■ The request:
Each line containing the word "label" must be reported.

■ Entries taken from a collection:
::::::::::
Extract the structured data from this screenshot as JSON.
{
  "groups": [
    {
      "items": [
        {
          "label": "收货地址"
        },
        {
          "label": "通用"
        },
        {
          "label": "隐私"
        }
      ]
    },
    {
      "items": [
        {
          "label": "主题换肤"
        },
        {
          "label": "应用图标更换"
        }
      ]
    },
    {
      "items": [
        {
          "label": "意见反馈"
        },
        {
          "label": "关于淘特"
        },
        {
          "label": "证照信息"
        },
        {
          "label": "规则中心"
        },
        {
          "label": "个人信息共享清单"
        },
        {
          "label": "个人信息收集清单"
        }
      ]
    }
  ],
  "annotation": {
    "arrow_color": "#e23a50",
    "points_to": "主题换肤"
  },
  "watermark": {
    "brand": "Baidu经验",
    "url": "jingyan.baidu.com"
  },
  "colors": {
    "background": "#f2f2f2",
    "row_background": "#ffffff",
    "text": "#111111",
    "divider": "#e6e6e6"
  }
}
::::::::::
■ Final result:
          "label": "收货地址"
          "label": "通用"
          "label": "隐私"
          "label": "主题换肤"
          "label": "应用图标更换"
          "label": "意见反馈"
          "label": "关于淘特"
          "label": "证照信息"
          "label": "规则中心"
          "label": "个人信息共享清单"
          "label": "个人信息收集清单"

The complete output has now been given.